■ Description of the task ■
Repeat the listing lines beginning at the line that contains "table-row[interactable]: 2000.000 10259.000" and ending after the line that contains "cell-credit[interactable]: 0.000 [28,290,408,328]".

Source records:
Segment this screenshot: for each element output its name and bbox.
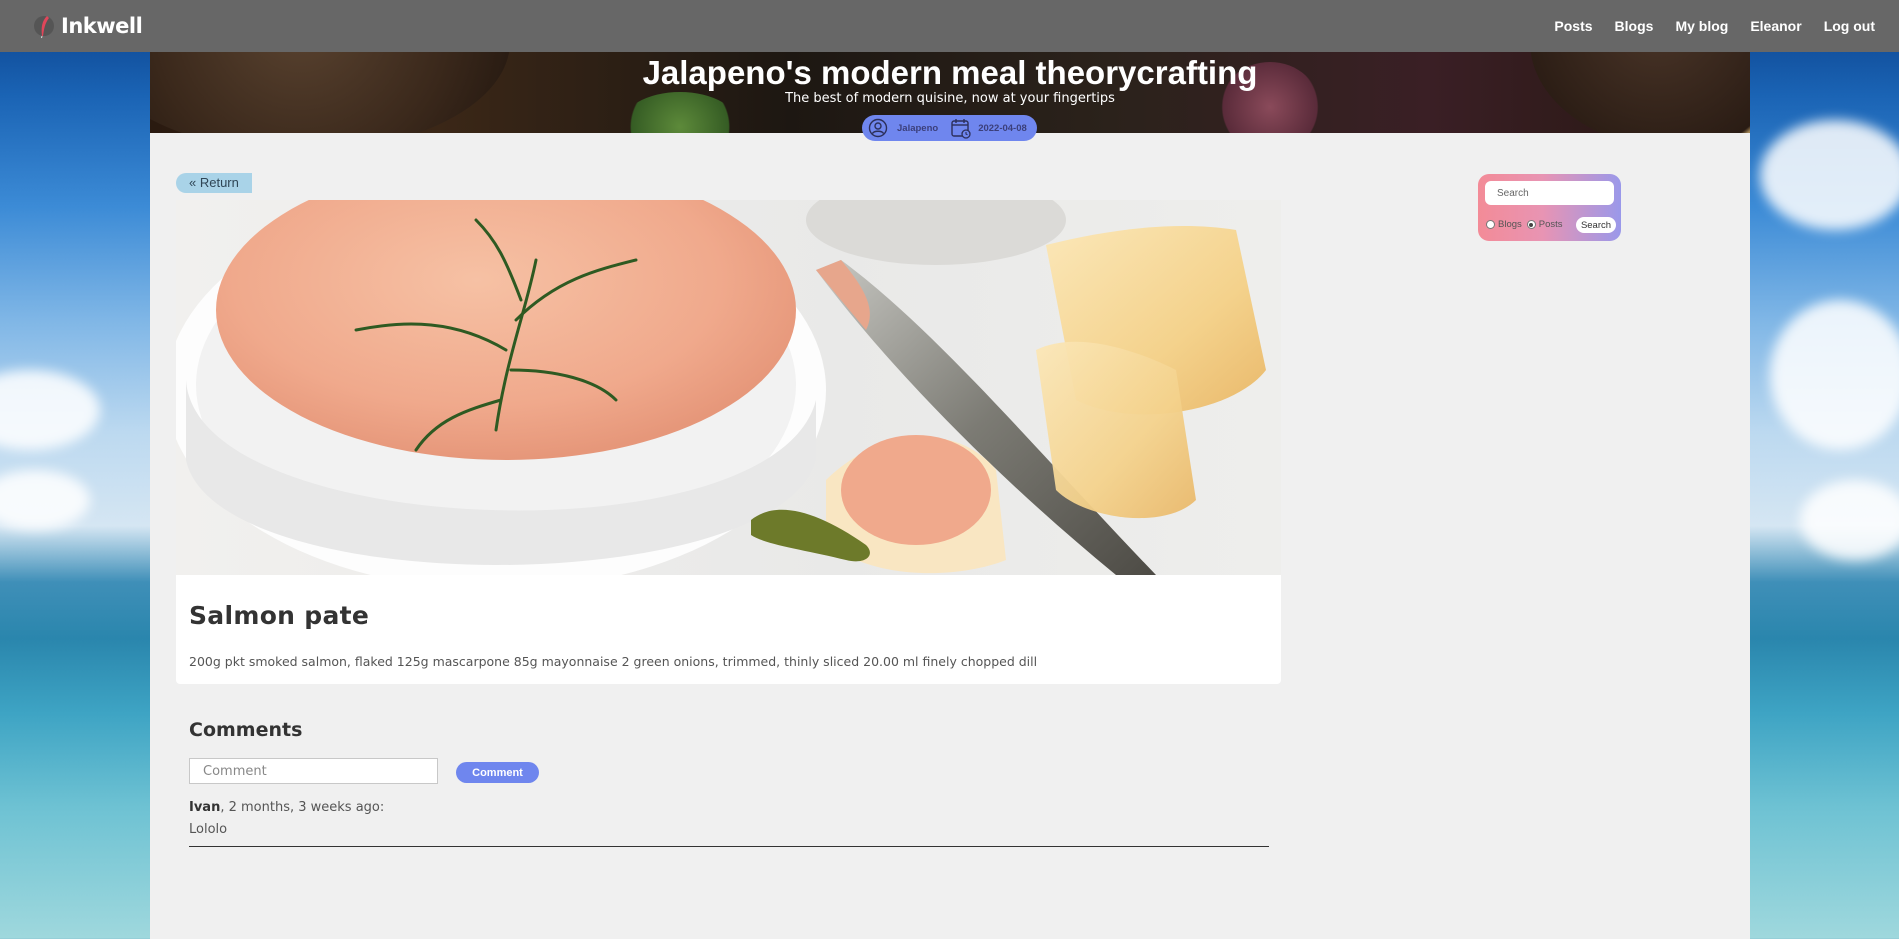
backdrop-cloud [1760,120,1899,230]
search-scope: Blogs Posts [1486,219,1568,230]
radio-posts[interactable] [1526,220,1536,229]
comment-input[interactable] [189,758,438,784]
post-meta-pill: Jalapeno 2022-04-08 [862,115,1037,141]
brand[interactable]: Inkwell [33,13,143,39]
nav-link-my-blog[interactable]: My blog [1675,18,1728,34]
post-author: Jalapeno [897,122,939,134]
nav-link-blogs[interactable]: Blogs [1615,18,1654,34]
post-card: Salmon pate 200g pkt smoked salmon, flak… [176,575,1281,684]
comment-time: , 2 months, 3 weeks ago: [220,800,385,815]
comment-text: Lololo [189,822,228,837]
comment-meta: Ivan, 2 months, 3 weeks ago: [189,800,384,815]
calendar-icon [951,119,971,139]
blog-subtitle: The best of modern quisine, now at your … [785,91,1115,106]
backdrop-cloud [0,470,90,530]
comment-divider [189,846,1269,847]
return-button[interactable]: « Return [176,173,252,193]
quill-logo-icon [34,16,54,39]
search-widget: Blogs Posts Search [1478,174,1621,241]
main-column: Jalapeno's modern meal theorycrafting Th… [150,52,1750,939]
backdrop-cloud [1800,480,1899,560]
user-icon [868,118,888,138]
blog-title: Jalapeno's modern meal theorycrafting [642,54,1258,91]
radio-posts-label: Posts [1538,219,1563,230]
post-hero-image [176,200,1281,575]
top-navigation: Inkwell Posts Blogs My blog Eleanor Log … [0,0,1899,52]
comments-heading: Comments [189,719,303,741]
post-date: 2022-04-08 [978,122,1027,134]
backdrop-cloud [1770,300,1899,450]
post-body: 200g pkt smoked salmon, flaked 125g masc… [189,654,1038,669]
nav-link-posts[interactable]: Posts [1554,18,1592,34]
comment-author: Ivan [189,800,221,815]
radio-blogs[interactable] [1486,220,1495,229]
brand-name: Inkwell [61,14,143,38]
nav-link-user-profile[interactable]: Eleanor [1750,18,1801,34]
nav-link-log-out[interactable]: Log out [1824,18,1875,34]
salmon-pate-illustration [176,200,1266,575]
post-title: Salmon pate [189,601,370,630]
comment-submit-button[interactable]: Comment [456,762,539,783]
radio-blogs-label: Blogs [1498,219,1522,230]
nav-links: Posts Blogs My blog Eleanor Log out [1554,18,1875,34]
backdrop-cloud [0,370,100,450]
search-input[interactable] [1485,181,1614,205]
search-button[interactable]: Search [1576,217,1616,233]
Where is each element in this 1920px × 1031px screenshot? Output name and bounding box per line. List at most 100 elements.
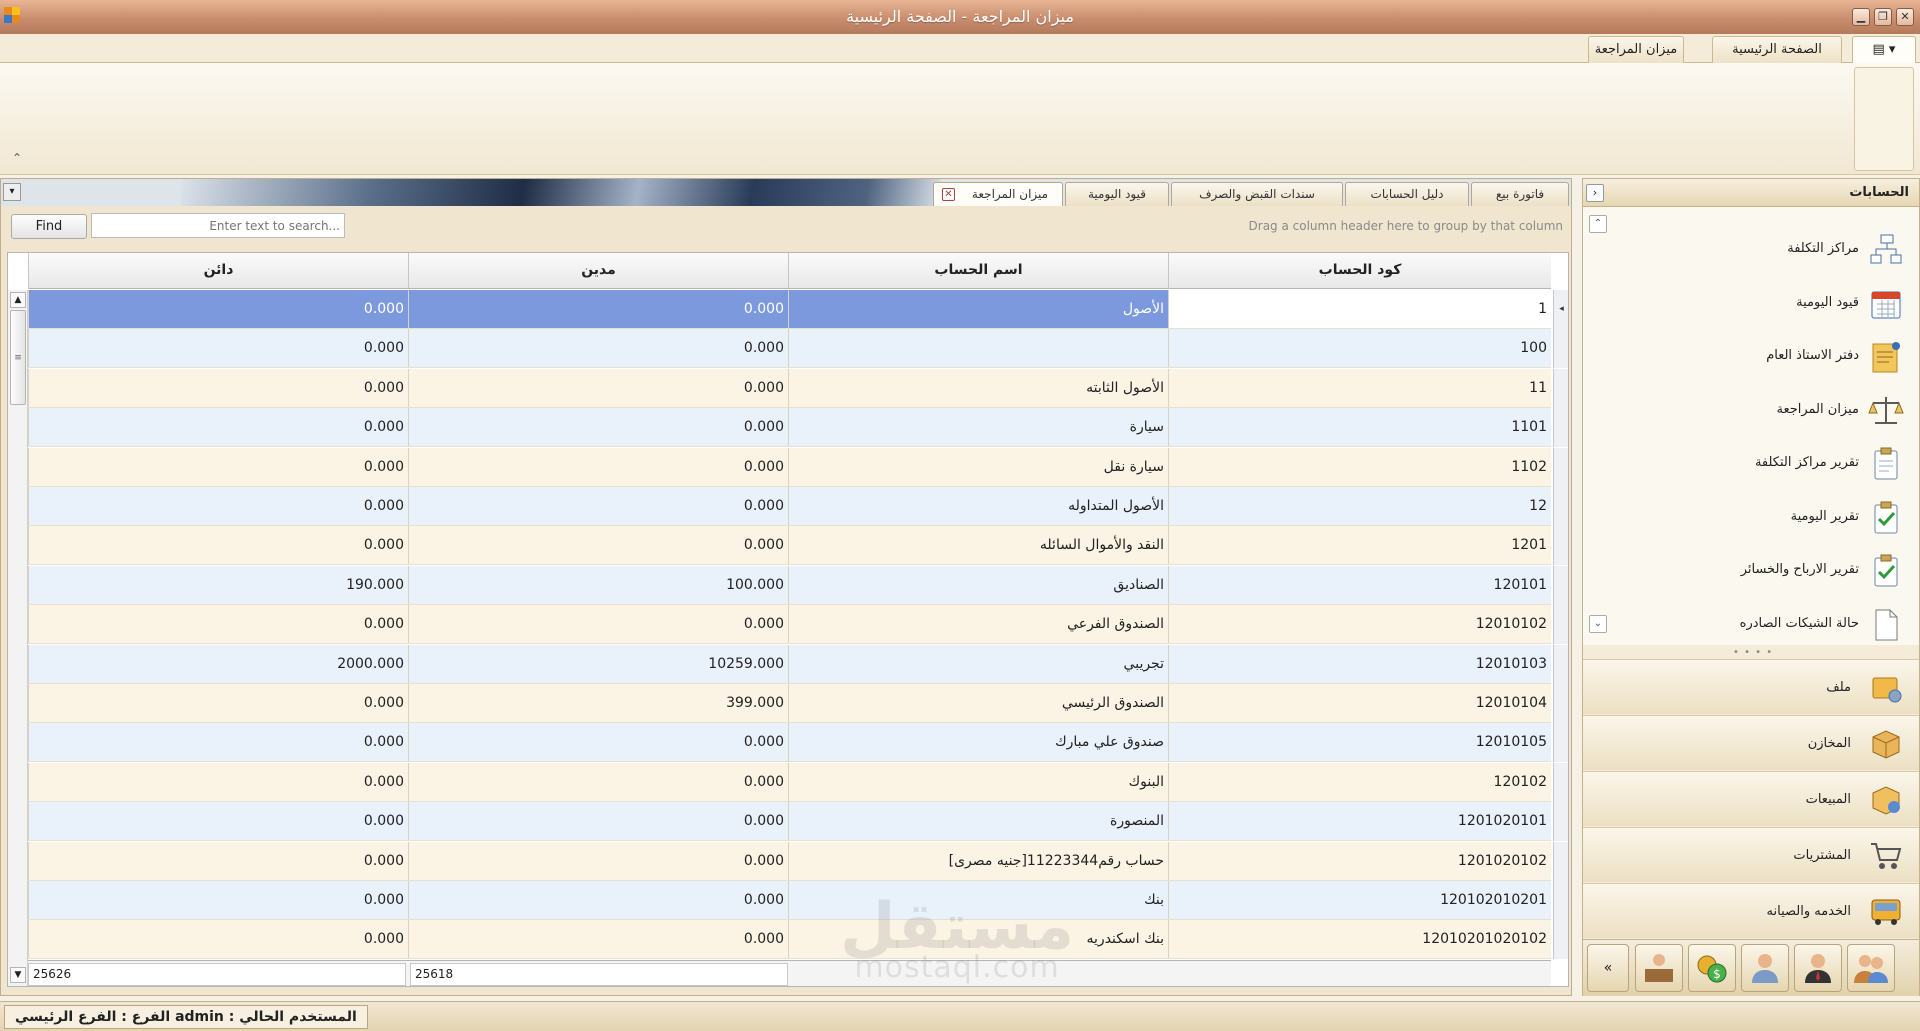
table-row[interactable]: 2000.000 10259.000 تجريبي 12010103 [28,644,1551,684]
nav-item[interactable]: ميزان المراجعة [1613,386,1913,436]
doc-tab-trial-balance[interactable]: ✕ ميزان المراجعة [933,182,1063,206]
scroll-up-icon[interactable]: ▲ [10,292,26,308]
cell-credit[interactable]: 0.000 [28,290,408,328]
tab-home[interactable]: الصفحة الرئيسية [1712,36,1842,63]
cell-account-name[interactable]: سيارة [788,408,1168,447]
cell-debit[interactable]: 0.000 [408,920,788,959]
ribbon-collapse-icon[interactable]: ⌃ [12,151,22,165]
cell-account-code[interactable]: 12010103 [1168,644,1551,683]
cell-credit[interactable]: 0.000 [28,723,408,762]
cell-debit[interactable]: 0.000 [408,487,788,525]
column-header-credit[interactable]: دائن [28,253,408,289]
cell-account-name[interactable]: سيارة نقل [788,447,1168,486]
close-window-icon[interactable]: ✕ [1896,8,1914,26]
cell-account-code[interactable]: 12010201020102 [1168,920,1551,959]
column-header-account-name[interactable]: اسم الحساب [788,253,1168,289]
cell-account-code[interactable]: 1 [1168,290,1551,328]
user-icon[interactable] [1741,944,1789,992]
row-indicator[interactable] [1553,762,1568,802]
cell-credit[interactable]: 0.000 [28,329,408,368]
row-indicator[interactable] [1553,644,1568,684]
cell-credit[interactable]: 0.000 [28,526,408,565]
cell-debit[interactable]: 0.000 [408,329,788,368]
nav-group-button[interactable]: الخدمه والصيانه [1583,883,1919,938]
table-row[interactable]: 0.000 0.000 سيارة نقل 1102 [28,447,1551,487]
table-row[interactable]: 0.000 0.000 المنصورة 1201020101 [28,802,1551,842]
money-icon[interactable]: $ [1688,944,1736,992]
row-indicator[interactable] [1553,447,1568,487]
tab-list-dropdown-icon[interactable]: ▾ [3,183,21,201]
cell-account-code[interactable]: 11 [1168,368,1551,407]
cell-account-code[interactable]: 120102 [1168,762,1551,801]
splitter-grip[interactable]: • • • • [1733,647,1773,658]
table-row[interactable]: 0.000 0.000 الأصول المتداوله 12 [28,487,1551,526]
table-row[interactable]: 190.000 100.000 الصناديق 120101 [28,565,1551,605]
cell-account-name[interactable]: حساب رقم11223344[جنيه مصرى] [788,841,1168,880]
cell-account-code[interactable]: 120101 [1168,565,1551,604]
doc-tab-receipts-payments[interactable]: سندات القبض والصرف [1171,182,1343,206]
more-buttons-icon[interactable]: « [1587,944,1629,992]
cell-debit[interactable]: 100.000 [408,565,788,604]
cell-credit[interactable]: 0.000 [28,487,408,525]
table-row[interactable]: 0.000 0.000 الأصول 1 [28,290,1551,329]
cell-credit[interactable]: 0.000 [28,841,408,880]
cell-credit[interactable]: 0.000 [28,408,408,447]
nav-item[interactable]: حالة الشيكات الصادره [1613,600,1913,650]
cell-account-code[interactable]: 1101 [1168,408,1551,447]
cell-credit[interactable]: 0.000 [28,802,408,841]
cell-account-name[interactable] [788,329,1168,368]
row-indicator[interactable] [1553,487,1568,526]
row-indicator[interactable] [1553,920,1568,960]
nav-item[interactable]: قيود اليومية [1613,279,1913,329]
table-row[interactable]: 0.000 0.000 الصندوق الفرعي 12010102 [28,605,1551,645]
table-row[interactable]: 0.000 0.000 صندوق علي مبارك 12010105 [28,723,1551,763]
row-indicator[interactable] [1553,841,1568,881]
row-indicator[interactable] [1553,565,1568,605]
nav-scroll-up-icon[interactable]: ⌃ [1589,215,1607,233]
cell-account-name[interactable]: البنوك [788,762,1168,801]
cell-debit[interactable]: 0.000 [408,447,788,486]
cell-debit[interactable]: 0.000 [408,368,788,407]
cell-credit[interactable]: 0.000 [28,881,408,919]
row-indicator[interactable] [1553,684,1568,723]
current-row-indicator-icon[interactable]: ◂ [1553,290,1568,329]
table-row[interactable]: 0.000 0.000 بنك 120102010201 [28,881,1551,920]
row-indicator[interactable] [1553,802,1568,842]
cell-debit[interactable]: 0.000 [408,881,788,919]
cell-account-code[interactable]: 1102 [1168,447,1551,486]
cell-credit[interactable]: 0.000 [28,920,408,959]
cell-account-name[interactable]: تجريبي [788,644,1168,683]
cell-debit[interactable]: 0.000 [408,802,788,841]
cell-account-name[interactable]: الصندوق الفرعي [788,605,1168,644]
doc-tab-sales-invoice[interactable]: فاتورة بيع [1471,182,1569,206]
restore-icon[interactable]: ❐ [1874,8,1892,26]
cell-account-code[interactable]: 100 [1168,329,1551,368]
tab-trial-balance[interactable]: ميزان المراجعة [1588,36,1684,63]
minimize-icon[interactable]: ▁ [1852,8,1870,26]
cell-debit[interactable]: 0.000 [408,290,788,328]
ribbon-gallery-scroller[interactable] [1854,67,1914,171]
grid-vertical-scrollbar[interactable]: ▲ ≡ ▼ [8,290,28,986]
cell-credit[interactable]: 0.000 [28,605,408,644]
cell-debit[interactable]: 0.000 [408,762,788,801]
cell-account-name[interactable]: الأصول الثابته [788,368,1168,407]
cell-debit[interactable]: 0.000 [408,605,788,644]
row-indicator[interactable] [1553,329,1568,369]
cell-account-name[interactable]: الأصول المتداوله [788,487,1168,525]
row-indicator[interactable] [1553,723,1568,763]
cell-debit[interactable]: 399.000 [408,684,788,722]
nav-item[interactable]: مراكز التكلفة [1613,225,1913,275]
cell-account-name[interactable]: الأصول [788,290,1168,328]
row-indicator[interactable] [1553,368,1568,408]
table-row[interactable]: 0.000 0.000 بنك اسكندريه 12010201020102 [28,920,1551,960]
cell-credit[interactable]: 0.000 [28,368,408,407]
table-row[interactable]: 0.000 0.000 النقد والأموال السائله 1201 [28,526,1551,566]
nav-group-button[interactable]: ملف [1583,659,1919,714]
cell-credit[interactable]: 0.000 [28,447,408,486]
cashier-icon[interactable] [1635,944,1683,992]
table-row[interactable]: 0.000 0.000 100 [28,329,1551,369]
cell-account-name[interactable]: المنصورة [788,802,1168,841]
cell-credit[interactable]: 2000.000 [28,644,408,683]
cell-debit[interactable]: 0.000 [408,408,788,447]
column-header-account-code[interactable]: كود الحساب [1168,253,1551,289]
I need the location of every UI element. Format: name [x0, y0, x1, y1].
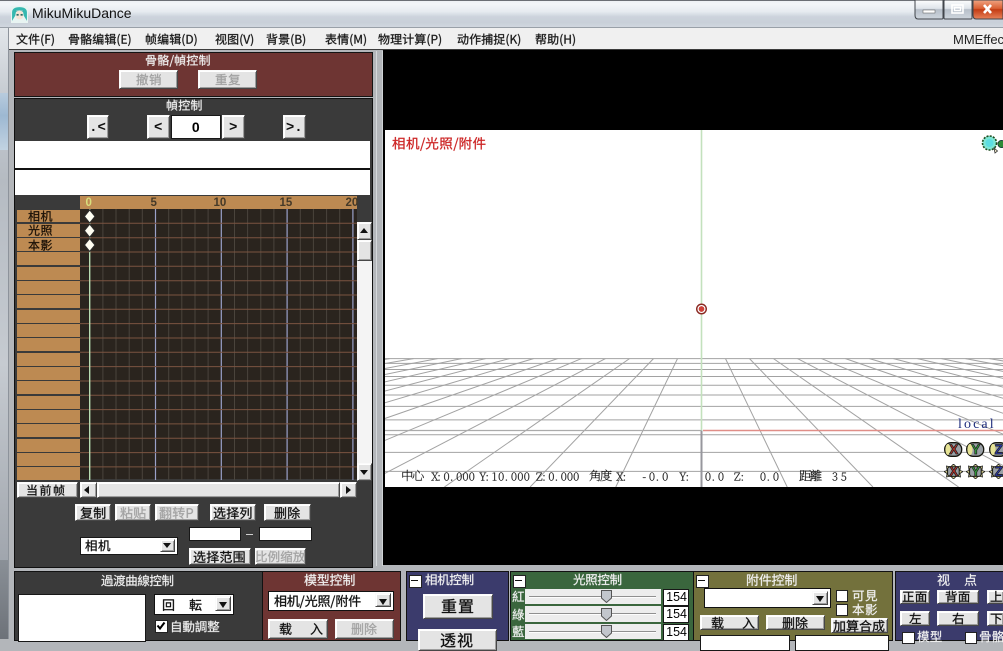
- svg-text:Y: Y: [971, 442, 980, 457]
- svg-text:Z: Z: [995, 464, 1003, 479]
- svg-text:Y: Y: [971, 464, 980, 479]
- svg-text:Z: Z: [995, 442, 1003, 457]
- svg-text:X: X: [949, 464, 958, 479]
- svg-text:X: X: [949, 442, 958, 457]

■ Result ■
table-row[interactable]: 2000.000 10259.000 تجريبي 12010103 [28,644,1551,684]
nav-item[interactable]: ميزان المراجعة [1613,386,1913,436]
doc-tab-trial-balance[interactable]: ✕ ميزان المراجعة [933,182,1063,206]
scroll-up-icon[interactable]: ▲ [10,292,26,308]
cell-credit[interactable]: 0.000 [28,290,408,328]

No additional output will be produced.